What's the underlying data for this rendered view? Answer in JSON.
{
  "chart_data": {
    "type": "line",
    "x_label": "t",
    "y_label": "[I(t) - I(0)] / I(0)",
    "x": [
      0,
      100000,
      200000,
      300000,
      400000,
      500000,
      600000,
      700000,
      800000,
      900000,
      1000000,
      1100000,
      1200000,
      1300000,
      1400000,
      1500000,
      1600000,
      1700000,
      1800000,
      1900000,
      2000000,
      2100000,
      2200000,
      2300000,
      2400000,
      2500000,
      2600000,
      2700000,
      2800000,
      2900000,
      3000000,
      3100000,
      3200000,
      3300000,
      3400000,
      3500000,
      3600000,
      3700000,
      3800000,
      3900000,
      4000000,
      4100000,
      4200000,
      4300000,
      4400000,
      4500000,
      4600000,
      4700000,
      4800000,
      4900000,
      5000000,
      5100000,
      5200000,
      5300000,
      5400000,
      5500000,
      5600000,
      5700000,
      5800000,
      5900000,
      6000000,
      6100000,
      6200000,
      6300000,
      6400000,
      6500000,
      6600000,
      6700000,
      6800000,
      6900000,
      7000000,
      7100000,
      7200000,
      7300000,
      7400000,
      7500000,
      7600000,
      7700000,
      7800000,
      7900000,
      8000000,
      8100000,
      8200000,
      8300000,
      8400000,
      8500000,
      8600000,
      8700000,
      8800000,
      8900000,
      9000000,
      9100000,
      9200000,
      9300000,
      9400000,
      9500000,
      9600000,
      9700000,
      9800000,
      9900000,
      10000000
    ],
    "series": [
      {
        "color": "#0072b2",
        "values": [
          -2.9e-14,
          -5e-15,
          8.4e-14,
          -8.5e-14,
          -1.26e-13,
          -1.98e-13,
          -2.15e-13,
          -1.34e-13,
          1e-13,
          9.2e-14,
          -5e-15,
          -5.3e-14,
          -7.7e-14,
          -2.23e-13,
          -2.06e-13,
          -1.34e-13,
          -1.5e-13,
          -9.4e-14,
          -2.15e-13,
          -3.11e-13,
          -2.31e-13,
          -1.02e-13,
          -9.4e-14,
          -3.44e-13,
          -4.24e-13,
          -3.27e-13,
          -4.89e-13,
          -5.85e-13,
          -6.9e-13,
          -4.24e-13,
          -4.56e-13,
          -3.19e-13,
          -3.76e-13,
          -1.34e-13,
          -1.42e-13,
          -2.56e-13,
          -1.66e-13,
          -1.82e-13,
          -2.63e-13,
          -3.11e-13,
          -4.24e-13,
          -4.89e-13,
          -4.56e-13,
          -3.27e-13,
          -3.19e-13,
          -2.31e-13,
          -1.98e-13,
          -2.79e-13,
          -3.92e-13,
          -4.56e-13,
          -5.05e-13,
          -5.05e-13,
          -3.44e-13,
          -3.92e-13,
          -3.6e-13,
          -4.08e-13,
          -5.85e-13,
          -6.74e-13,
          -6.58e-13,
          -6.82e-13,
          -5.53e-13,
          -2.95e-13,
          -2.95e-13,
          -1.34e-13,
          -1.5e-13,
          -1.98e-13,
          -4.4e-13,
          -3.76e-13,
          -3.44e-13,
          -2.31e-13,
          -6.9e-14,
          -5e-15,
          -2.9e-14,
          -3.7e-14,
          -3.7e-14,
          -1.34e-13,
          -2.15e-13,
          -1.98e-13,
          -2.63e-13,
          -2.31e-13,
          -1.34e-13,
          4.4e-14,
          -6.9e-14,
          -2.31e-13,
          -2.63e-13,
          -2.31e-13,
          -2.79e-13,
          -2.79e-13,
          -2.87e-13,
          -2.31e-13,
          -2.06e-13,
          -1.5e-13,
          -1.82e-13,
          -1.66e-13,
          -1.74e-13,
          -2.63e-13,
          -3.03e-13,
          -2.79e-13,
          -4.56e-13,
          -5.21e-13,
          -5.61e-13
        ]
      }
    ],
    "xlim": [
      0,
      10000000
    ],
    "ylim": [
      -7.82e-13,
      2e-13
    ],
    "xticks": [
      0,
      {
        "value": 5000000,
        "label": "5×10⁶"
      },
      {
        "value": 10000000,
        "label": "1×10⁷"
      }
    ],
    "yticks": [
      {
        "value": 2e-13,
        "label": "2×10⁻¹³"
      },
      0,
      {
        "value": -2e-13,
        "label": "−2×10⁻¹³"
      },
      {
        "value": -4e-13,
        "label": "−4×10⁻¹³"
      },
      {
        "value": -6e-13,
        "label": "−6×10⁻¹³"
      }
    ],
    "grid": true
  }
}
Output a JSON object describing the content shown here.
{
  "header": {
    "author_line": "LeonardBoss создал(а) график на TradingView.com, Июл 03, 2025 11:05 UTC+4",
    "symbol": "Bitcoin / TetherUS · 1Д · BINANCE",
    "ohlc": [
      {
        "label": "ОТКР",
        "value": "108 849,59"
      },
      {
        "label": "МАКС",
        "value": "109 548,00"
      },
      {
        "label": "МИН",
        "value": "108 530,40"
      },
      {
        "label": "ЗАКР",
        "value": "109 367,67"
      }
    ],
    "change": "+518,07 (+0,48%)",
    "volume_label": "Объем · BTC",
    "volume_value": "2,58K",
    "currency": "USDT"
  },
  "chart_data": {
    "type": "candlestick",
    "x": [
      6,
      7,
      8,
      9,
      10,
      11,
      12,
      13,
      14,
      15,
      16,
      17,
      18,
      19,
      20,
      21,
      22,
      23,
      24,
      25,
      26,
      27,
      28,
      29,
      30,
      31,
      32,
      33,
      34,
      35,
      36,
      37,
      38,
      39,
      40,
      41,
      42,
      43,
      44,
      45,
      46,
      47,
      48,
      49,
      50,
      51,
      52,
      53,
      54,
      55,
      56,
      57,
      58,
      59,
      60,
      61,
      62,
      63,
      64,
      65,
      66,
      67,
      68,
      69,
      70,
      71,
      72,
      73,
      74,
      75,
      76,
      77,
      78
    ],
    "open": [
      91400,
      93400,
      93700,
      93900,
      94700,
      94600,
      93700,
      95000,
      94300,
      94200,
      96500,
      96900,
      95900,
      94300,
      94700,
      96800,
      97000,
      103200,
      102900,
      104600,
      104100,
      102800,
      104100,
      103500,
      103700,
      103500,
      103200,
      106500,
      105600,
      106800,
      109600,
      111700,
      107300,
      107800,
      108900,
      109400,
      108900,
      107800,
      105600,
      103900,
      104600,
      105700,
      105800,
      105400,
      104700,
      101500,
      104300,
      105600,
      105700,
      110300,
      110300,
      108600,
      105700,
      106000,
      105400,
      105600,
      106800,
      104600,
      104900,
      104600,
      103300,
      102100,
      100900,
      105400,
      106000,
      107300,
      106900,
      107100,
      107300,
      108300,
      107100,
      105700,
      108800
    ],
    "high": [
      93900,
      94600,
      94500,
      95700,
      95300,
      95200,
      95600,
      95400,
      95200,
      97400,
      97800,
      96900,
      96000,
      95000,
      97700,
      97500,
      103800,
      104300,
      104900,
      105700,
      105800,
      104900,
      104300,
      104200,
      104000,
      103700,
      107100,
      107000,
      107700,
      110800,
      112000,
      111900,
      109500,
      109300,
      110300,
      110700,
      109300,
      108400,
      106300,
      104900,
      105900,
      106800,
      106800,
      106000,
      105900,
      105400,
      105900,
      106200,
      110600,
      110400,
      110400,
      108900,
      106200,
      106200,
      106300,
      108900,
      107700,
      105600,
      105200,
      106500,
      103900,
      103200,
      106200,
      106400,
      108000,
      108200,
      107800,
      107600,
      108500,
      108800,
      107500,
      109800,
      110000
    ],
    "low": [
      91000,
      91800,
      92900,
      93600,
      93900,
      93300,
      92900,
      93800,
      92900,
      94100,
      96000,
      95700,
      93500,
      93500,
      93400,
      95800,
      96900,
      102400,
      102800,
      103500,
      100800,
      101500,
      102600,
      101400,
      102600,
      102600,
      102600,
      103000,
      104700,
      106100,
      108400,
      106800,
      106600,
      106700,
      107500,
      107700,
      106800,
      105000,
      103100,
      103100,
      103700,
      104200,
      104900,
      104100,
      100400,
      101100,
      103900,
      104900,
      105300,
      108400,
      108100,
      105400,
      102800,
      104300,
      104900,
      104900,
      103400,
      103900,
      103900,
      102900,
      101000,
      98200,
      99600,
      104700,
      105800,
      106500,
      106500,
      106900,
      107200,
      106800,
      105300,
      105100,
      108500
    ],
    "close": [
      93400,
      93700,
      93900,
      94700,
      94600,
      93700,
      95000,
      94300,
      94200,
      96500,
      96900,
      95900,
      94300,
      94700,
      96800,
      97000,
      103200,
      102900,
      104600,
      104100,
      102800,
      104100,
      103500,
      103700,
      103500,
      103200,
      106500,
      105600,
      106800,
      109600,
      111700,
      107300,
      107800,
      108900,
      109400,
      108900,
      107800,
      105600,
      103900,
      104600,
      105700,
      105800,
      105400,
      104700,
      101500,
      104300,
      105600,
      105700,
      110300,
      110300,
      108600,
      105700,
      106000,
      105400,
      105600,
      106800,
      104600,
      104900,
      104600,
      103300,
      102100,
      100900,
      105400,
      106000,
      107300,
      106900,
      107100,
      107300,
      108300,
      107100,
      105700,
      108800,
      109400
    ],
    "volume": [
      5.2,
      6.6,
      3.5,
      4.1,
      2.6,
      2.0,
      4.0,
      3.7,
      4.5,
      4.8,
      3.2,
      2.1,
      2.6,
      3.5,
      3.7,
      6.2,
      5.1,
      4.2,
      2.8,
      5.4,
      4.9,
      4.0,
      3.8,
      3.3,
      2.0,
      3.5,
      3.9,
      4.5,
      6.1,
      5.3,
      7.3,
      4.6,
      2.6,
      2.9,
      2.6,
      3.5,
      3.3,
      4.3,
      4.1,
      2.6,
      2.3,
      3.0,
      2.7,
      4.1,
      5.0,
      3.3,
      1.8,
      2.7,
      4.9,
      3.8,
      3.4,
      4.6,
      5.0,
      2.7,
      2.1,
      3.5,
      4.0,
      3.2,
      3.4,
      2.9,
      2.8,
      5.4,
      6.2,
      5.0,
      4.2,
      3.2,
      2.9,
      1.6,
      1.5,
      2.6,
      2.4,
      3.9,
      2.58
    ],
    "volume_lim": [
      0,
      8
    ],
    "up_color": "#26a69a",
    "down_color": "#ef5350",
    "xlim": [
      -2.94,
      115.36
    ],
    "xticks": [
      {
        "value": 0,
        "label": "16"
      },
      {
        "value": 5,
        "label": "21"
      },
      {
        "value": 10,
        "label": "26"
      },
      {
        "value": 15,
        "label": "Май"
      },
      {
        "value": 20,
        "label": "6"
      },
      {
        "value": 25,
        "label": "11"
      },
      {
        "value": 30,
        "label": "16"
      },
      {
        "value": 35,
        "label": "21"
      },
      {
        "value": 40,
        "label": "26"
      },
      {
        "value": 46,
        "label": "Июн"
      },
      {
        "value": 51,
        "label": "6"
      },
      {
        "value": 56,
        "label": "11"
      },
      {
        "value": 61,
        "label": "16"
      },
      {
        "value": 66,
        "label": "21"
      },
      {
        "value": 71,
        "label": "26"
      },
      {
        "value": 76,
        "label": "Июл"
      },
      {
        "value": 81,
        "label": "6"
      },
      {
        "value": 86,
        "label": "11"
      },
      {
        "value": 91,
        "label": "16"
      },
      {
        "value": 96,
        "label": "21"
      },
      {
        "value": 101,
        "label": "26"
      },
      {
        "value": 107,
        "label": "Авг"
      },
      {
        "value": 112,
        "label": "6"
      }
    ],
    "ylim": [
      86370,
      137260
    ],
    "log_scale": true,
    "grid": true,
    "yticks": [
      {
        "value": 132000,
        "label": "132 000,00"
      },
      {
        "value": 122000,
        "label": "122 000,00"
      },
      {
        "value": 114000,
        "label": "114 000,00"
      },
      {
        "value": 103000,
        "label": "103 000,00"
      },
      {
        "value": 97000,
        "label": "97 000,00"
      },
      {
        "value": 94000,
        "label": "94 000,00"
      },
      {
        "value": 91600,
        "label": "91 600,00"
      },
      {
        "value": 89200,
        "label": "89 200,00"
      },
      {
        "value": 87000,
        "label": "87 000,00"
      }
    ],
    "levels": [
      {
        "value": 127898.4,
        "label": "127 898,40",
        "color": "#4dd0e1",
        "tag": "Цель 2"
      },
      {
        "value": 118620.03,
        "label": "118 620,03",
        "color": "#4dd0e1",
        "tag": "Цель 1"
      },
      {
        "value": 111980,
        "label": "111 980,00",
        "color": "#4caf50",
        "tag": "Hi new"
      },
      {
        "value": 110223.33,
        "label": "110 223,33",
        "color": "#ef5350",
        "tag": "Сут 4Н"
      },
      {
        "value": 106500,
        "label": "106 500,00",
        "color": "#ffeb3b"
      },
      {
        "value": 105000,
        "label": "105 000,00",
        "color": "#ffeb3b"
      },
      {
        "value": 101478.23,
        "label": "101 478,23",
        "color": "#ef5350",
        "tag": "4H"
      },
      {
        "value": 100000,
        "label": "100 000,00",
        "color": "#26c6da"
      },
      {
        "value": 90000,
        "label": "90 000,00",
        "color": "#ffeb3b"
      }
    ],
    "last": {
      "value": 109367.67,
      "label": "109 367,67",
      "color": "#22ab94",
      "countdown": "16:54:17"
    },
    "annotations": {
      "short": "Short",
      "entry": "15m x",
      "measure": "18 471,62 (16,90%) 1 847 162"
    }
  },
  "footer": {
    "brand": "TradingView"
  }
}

• GIVEN PROBLEM
Pull out every line of the entries that includes the word "JSON".

• TASK OUTPUT
What's the underlying data for this rendered view? Answer in JSON.
Output a JSON object describing the content shown here.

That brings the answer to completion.